Please answer these questions about the forum thread on glass-top 5-packs below, one per line:
1. In the opening post, which brand had the poster believed was the only one sold in glass-top 5-packs?
2. What does the post by Warhorse545 ask?
3. What does RPB67 say will happen the next time RPB67 goes down there?

*Text section:*
## begin
# Glass-top 5-packs!!!



## rumballs (Mar 15, 2005)

I'm in Mexico.
I thought only Cohibas came in the glass-top 5-packs.
Turns out almost everything does - Montecristo, Partagas, various E.L., etc.
It's awesome!!!!



... I did have a pretty awesome SLR A from I think '97, at the LCdH


----------



## BiggDawg (Jan 7, 2007)

*Think We Could Put 'em on eBay?*



mmblz said:


> I'm in Mexico.
> I thought only Cohibas came in the glass-top 5-packs.
> Turns out almost everything does - Montecristo, Partagas, various E.L., etc.
> It's awesome!!!!
> ...


:sl

:r @ *mmblz*​
:ss


----------



## bonggoy (Mar 9, 2006)

Ttiwop!!!


----------



## Warhorse545 (Oct 16, 2005)

Funny, what is the going rate for these fakes?


Stacey


----------



## burninator (Jul 11, 2006)

How many did you get?


----------



## Twill413 (Jul 19, 2006)

It's easier than you think to sneak those back into the US. I know from experience.


----------



## Pablo (Oct 13, 1997)

I always thought it would be funny to have one of those as a joke. I just never had the stones to risk taking those across the border.


----------



## RPB67 (Mar 26, 2005)

I am getting one the next time I go down there.

I just want to have it .
## end
*Data rows:*
## begin
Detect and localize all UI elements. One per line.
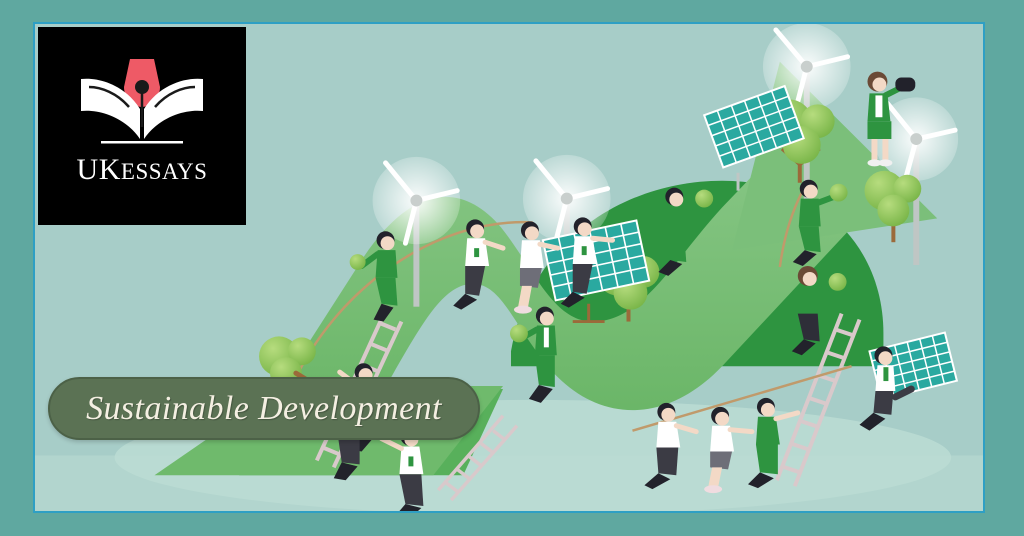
ukessays-logo[interactable]: UKESSAYS	[38, 27, 246, 225]
logo-wordmark-caps: ESSAYS	[121, 159, 208, 184]
sapling-icon	[829, 273, 847, 291]
sapling-icon	[830, 184, 848, 202]
logo-wordmark-lead: UK	[77, 153, 121, 186]
title-pill: Sustainable Development	[48, 377, 480, 440]
logo-wordmark: UKESSAYS	[38, 155, 246, 185]
sapling-icon	[510, 325, 528, 343]
logo-mark	[77, 53, 207, 149]
binoculars-icon	[895, 78, 915, 92]
page-title: Sustainable Development	[86, 390, 442, 428]
sapling-icon	[695, 190, 713, 208]
sapling-icon	[350, 254, 366, 270]
banner: Sustainable Development UKESSAYS	[0, 0, 1024, 536]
## end
*Written solution:*
1. Cohibas
2. What the going rate is for these fakes
3. RPB67 will get one.